Single out the lines that include the word "JSON". Copy them.

##### Data shown #####

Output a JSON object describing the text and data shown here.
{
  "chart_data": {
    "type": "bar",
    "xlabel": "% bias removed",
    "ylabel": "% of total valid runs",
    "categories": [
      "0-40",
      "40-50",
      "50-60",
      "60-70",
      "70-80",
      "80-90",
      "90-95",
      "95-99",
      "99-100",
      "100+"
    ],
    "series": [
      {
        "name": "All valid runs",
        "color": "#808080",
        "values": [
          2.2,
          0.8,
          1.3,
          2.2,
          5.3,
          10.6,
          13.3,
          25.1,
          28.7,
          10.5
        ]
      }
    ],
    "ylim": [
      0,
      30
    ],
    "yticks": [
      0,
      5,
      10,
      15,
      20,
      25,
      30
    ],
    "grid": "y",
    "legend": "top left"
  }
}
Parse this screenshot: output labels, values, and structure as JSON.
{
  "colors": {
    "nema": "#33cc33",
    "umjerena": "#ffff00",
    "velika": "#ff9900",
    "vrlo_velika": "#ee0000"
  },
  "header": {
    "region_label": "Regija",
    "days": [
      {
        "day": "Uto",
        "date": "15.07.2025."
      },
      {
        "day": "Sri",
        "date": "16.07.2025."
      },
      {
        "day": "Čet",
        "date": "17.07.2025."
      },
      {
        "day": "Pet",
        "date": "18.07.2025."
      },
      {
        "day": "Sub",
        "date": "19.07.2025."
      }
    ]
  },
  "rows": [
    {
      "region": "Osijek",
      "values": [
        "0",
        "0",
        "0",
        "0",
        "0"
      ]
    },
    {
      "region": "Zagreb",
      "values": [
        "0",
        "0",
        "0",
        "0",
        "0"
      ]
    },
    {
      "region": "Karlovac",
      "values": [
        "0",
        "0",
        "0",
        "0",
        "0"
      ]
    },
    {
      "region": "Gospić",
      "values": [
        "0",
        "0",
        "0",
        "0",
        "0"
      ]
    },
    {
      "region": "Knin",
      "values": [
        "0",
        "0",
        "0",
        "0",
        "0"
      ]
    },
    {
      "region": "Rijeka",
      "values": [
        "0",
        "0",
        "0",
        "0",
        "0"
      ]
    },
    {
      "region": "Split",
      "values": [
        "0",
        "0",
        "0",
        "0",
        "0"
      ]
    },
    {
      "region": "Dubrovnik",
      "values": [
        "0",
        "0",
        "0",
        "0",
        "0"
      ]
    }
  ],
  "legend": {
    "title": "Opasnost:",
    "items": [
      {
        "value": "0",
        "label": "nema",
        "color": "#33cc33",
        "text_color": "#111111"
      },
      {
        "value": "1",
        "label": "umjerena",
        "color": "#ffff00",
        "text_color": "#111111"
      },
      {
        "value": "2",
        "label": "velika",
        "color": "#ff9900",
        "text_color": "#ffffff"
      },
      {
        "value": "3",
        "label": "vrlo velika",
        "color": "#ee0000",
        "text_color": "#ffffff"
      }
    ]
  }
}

#####

## Correct result
Output a JSON object describing the text and data shown here.
Parse this screenshot: output labels, values, and structure as JSON.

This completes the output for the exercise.